Source records

»»

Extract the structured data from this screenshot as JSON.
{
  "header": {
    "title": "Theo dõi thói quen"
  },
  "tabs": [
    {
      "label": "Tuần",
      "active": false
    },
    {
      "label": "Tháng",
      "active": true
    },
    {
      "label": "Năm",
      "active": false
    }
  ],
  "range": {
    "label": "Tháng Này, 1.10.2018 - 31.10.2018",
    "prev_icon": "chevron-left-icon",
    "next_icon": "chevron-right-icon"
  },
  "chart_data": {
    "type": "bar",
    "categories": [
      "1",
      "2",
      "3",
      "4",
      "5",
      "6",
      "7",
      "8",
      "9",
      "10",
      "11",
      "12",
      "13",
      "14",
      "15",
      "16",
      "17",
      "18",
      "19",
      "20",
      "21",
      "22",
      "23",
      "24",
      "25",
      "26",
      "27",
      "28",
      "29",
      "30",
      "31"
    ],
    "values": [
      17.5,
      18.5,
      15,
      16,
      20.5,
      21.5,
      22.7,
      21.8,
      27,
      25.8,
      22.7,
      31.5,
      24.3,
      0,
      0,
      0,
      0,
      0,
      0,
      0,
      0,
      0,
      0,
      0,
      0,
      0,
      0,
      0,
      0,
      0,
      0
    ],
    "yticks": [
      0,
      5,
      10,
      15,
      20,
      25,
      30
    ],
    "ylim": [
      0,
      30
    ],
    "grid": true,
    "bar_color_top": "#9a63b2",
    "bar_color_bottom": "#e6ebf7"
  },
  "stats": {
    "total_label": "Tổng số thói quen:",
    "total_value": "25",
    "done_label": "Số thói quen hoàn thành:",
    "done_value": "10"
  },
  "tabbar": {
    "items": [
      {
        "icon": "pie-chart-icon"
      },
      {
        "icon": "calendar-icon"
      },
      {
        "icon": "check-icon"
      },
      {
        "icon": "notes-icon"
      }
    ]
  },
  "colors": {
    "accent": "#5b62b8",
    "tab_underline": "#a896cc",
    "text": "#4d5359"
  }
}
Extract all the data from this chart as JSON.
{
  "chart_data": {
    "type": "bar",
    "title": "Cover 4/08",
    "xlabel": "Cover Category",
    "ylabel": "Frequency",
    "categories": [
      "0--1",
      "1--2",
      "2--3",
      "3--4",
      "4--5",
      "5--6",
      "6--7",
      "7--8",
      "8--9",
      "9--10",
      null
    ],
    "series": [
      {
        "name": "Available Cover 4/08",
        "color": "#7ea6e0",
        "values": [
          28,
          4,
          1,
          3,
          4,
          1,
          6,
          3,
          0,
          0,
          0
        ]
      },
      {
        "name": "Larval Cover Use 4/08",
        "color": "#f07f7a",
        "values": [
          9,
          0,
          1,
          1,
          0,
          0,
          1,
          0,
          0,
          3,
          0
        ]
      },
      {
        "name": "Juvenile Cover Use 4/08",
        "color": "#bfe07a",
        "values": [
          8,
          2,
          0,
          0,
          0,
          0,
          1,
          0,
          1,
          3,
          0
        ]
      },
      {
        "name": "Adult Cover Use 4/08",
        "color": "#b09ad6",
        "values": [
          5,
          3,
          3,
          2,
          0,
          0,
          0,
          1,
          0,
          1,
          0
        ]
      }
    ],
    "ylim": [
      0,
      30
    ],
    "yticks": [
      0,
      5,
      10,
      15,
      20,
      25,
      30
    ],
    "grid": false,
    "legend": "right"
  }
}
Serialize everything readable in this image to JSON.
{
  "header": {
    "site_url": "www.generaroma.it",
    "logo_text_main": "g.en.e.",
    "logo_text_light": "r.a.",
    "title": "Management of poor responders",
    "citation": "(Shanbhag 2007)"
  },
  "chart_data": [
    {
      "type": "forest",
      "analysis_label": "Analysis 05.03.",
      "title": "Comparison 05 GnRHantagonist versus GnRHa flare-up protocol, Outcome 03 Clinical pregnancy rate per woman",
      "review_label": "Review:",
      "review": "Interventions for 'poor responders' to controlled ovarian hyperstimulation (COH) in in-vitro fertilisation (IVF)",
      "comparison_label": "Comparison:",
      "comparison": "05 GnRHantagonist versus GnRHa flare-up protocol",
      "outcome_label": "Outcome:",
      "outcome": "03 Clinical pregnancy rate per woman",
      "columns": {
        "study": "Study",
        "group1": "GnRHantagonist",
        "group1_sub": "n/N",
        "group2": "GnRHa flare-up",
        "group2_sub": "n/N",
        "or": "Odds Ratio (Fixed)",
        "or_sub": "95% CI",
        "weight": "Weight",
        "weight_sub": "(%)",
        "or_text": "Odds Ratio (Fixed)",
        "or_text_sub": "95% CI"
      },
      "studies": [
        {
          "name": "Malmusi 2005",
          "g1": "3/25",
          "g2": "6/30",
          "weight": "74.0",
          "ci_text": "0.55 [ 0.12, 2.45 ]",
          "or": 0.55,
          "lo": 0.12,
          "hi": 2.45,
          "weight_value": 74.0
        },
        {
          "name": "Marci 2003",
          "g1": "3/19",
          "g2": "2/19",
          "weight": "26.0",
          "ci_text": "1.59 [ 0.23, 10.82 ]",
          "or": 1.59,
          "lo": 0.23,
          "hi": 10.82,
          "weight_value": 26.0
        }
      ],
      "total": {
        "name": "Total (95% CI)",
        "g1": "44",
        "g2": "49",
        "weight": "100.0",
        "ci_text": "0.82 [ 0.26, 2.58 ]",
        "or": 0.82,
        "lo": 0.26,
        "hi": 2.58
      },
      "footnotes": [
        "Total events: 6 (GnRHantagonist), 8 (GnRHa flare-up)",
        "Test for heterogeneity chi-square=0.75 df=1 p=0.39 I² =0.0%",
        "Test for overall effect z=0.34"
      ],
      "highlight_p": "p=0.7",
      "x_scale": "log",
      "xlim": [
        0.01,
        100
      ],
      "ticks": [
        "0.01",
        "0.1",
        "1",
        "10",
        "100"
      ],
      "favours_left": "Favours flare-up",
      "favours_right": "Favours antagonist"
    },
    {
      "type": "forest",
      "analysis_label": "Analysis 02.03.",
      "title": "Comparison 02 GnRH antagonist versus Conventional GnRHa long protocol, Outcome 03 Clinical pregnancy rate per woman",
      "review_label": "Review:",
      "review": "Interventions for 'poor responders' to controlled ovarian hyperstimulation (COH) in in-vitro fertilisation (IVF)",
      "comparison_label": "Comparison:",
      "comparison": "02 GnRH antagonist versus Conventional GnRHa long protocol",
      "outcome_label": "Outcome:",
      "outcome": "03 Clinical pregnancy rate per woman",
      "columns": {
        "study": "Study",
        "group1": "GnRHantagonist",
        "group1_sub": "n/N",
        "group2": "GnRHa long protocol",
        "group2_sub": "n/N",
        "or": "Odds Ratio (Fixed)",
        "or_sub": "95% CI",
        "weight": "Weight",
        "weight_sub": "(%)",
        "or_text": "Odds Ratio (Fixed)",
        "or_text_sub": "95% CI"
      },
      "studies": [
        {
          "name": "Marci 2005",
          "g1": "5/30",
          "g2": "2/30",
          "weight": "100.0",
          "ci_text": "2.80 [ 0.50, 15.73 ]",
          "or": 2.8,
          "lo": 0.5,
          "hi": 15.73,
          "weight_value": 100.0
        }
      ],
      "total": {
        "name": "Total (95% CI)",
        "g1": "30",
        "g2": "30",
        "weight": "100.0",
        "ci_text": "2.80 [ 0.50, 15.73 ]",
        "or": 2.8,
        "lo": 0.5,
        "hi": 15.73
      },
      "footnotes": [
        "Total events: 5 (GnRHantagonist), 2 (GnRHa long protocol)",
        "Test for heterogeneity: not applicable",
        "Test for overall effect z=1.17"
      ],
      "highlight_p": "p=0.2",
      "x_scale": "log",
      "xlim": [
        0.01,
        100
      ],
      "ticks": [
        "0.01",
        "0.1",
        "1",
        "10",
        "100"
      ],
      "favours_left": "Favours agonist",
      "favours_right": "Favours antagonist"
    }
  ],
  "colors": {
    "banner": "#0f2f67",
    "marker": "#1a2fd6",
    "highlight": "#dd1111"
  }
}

««

» **The problem**
Show the lines from the data above that contain the string "versus".

» **Exercise output**
      "title": "Comparison 05 GnRHantagonist versus GnRHa flare-up protocol, Outcome 03 Clinical pregnancy rate per woman",
      "comparison": "05 GnRHantagonist versus GnRHa flare-up protocol",
      "title": "Comparison 02 GnRH antagonist versus Conventional GnRHa long protocol, Outcome 03 Clinical pregnancy rate per woman",
      "comparison": "02 GnRH antagonist versus Conventional GnRHa long protocol",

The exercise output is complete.